As you can see cost savings vary from industry to industry and also depend upon the maturity of the procurement organization.

Since you are scaling up the procurement organization, it is safe to assume that you are probably not achieving the same % of procurement savings as best-in-class companies.

So, what savings % should you use to build the case for increased cost savings?

Industry-standard cost savings benchmark is close to 8% of spend under management. For example, if you manage $50M in spend, then as per industry best practice, that is $4M in annual savings.

You can go with the benchmark, but we recommend a more conservative approach for the following reasons.

  • It takes time to hire resources and build strong engagement with stakeholders. So it would be best if you planned for cost savings to increase over some time. We recommend that you use 3-4 years to get to the 8% number.
  • Start with a conservative number. We recommend 2-3% cost savings for the spend under managed.
  • You can present an increase in spend under management over time, increasing the savings delivered. You could probably show a quarter-over-quarter increase in savings delivered.

Reduced Compliance Risk

Compliance risk may or may not be a driver for a company based on the size of the company.

For example, if you are a public company (traded on the stock exchange), you have to meet certain regulatory requirements.

As per the SOX (Sarbanes Oxley) act of 2002, companies need to have financial controls in place to ensure the company’s financial viability.

Section 404 specifically talks about vendor and cost controls. It is, of course, a priority for the CFO to ensure proper controls are in place and they are being tested for their effectiveness,

If you need more help on how Section 404 controls and how procurement automation can help achieve that, read Procurement compliance for CFO’s and Controllers.

Now, what if you are not a public company?

Procurement compliance is the basic financial hygiene a company must have. It is not just about reporting that you have controls but strong compliance helps you get better visibility into your spend and make better decisions.

Basic purchasing controls for compliance are

  • Purchase compliance – all purchases are authorized before they are sent to the supplier.
  • Vendors are properly vetted and there is no conflict of interest.
  • Invoices are matched against the purchase orders to ensure the accuracy of the invoice.

Top-Down Message Or Bottom-Up Approach

The other consideration in getting buy-in is to get buy-in from others in the company.

For example, if you are a Software company, other executives include the head of engineering, marketing, dev-ops, etc.

Getting approval from finance is more for investment into resources; however, to increase the value of procurement in the organization, you have to have buy-in from the stakeholders.

Do you increase engagement with the individual team members or work directly with the leadership to garner support?

We recommend you do both, and here is why

If you already have good engagement with certain team members in a group, then you can build on it and have them help you to increase the influence of procurement.

That is a good model in the long term because the adoption organically grows without a strong push from the top.

That is not always the case, so you need to make sure that you have to buy-in from the top and then can help you drive the message.

North Star Metrics For Procurement Department

When measuring the procurement team’s performance, procurement cost savings are still a dominant KPI ( Key Performance Indicator). However, procurement cost savings are an outcome of various steps a team takes before it gets to those savings numbers.

With that in mind, for scaling up your procurement organization, you should define some leading indicators that help you gauge the progress you are making on your journey to scaling up your organization.

» **Short exercise**:
Write the next part of the passage on scaling up a procurement organization, picking up after its final sentence.

» **Raw records**:
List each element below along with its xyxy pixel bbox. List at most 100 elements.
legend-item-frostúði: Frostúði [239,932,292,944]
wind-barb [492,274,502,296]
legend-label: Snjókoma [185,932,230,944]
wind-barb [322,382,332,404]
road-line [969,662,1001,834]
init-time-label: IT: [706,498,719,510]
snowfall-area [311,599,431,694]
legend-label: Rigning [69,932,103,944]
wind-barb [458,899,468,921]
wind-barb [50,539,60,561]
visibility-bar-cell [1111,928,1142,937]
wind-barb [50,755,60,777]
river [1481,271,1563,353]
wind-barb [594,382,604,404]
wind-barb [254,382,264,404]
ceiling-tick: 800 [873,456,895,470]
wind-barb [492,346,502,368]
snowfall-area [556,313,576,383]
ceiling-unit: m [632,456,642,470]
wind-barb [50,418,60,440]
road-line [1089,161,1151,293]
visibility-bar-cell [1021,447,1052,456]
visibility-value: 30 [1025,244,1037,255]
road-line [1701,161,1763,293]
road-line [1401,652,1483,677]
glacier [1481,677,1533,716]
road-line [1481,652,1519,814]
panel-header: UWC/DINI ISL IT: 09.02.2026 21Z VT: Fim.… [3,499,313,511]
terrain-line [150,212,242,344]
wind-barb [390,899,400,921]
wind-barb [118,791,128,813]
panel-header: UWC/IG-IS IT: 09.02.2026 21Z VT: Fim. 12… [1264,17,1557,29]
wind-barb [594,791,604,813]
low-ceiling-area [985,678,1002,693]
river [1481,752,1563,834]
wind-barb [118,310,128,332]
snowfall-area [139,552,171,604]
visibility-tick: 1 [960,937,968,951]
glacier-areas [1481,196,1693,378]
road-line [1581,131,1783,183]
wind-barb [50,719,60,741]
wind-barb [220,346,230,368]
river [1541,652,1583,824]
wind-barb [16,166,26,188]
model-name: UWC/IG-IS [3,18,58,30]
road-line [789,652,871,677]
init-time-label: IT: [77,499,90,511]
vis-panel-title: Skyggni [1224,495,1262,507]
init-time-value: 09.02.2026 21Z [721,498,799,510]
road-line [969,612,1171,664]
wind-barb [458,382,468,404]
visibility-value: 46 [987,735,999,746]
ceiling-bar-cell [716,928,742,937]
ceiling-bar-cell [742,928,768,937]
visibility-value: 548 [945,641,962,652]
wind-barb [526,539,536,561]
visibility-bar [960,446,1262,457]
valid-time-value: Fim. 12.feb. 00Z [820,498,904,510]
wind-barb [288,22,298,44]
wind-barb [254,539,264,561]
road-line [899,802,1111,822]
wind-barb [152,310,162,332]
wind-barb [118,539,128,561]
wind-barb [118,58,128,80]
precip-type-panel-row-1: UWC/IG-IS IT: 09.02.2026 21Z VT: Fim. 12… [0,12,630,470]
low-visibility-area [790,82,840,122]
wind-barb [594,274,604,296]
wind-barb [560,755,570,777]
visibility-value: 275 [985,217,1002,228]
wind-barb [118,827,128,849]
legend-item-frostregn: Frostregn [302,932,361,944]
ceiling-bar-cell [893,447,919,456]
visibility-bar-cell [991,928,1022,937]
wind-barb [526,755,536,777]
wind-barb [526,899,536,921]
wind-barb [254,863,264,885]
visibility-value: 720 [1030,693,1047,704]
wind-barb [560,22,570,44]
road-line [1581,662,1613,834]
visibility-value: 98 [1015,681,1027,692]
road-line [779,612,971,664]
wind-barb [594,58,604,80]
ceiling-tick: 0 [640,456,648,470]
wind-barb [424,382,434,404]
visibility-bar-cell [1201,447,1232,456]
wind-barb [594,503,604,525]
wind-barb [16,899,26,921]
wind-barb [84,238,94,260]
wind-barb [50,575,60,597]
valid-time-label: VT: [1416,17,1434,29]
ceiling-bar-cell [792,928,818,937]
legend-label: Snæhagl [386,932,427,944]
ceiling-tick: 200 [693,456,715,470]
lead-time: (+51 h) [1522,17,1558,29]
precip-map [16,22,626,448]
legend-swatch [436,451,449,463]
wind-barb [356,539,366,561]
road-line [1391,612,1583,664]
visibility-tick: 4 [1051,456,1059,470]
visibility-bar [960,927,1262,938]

» **Result**:
As per a recent CPO survey, the above are the top KPIs for measuring procurement performance. As you can see, Opex and Capex savings are on the top of the list, but let’s look at some of the other metrics that drive the savings numbers.

Engagement

Engagement brings more spend under management, more spend under management gets you more savings. That is the simple formula.

We have written extensively about procurement stakeholder management, so if you have not read that, we highly encourage you to do that.

So, how do you track the engagement?

We suggest that you can group engagement by department or key stakeholders. For example, the department can measure engagement – IT, Finance, etc.

Or it could be based on an individual stakeholder basis. We recommend going with the department because one department might have more than one stakeholder, and tracking engagement at that level is tedious.

The engagement with stakeholders can be categorized into the following buckets:

  • No Engagement: this is straightforward. Procurement does not influence the spending, and there is no engagement. In that case, the department is managing its sourcing.
  • Reactive: Procurement is involved last minute after the stakeholder has already vetted the solution. Procurement is then called to reduce the cost. Sometimes, to check the box that Procurement has been engaged.
  • Pro-active – Procurement is involved at the start of the RFP process, ideally when a need is identified, and Procurement suggestions are considered.
  • Trusted partner – Your stakeholders seek your advice on reducing the cost, and you are working as a team to validate new ideas and vendors.

You can assign a score to each one to get a balanced scorecard. For example

No Engagement – 1

Reactive – 3

Pro-active – 5

Trusted partner – 7

You can then add the score from multiple departments and take an average score across all departments.

From there on, you should set up realistic goals for increasing stakeholder engagement.

Spend Under Management

Spend under management is the total spend managed by procurement out of the total addressable spend.

In other words, Spending under management is a measure of procurement influence over the company’s spending.

The higher the spend under management number, the better it is.

As per Ardent partners’ research, the average spend under management is 62.1%, and best-in-class companies have to Spend under management as high as 90%.

The first step is establishing a baseline for spend under management and the second step is to define the goals for increasing spend under management over time.

The baseline formula is straightforward.

Spend under management = Total spend managed by your team/ total cash out of the door.

Obviously, things like payroll, taxes, debt payments, regulatory payments, etc., should be removed from the total cash out of the door to get a true picture of total spending. This is the total addressable spend that the Procurement team can manage.

In terms of setting the goals for increasing spend under management, it depends on how strong the current engagement is and how fast you can increase engagement with stakeholders.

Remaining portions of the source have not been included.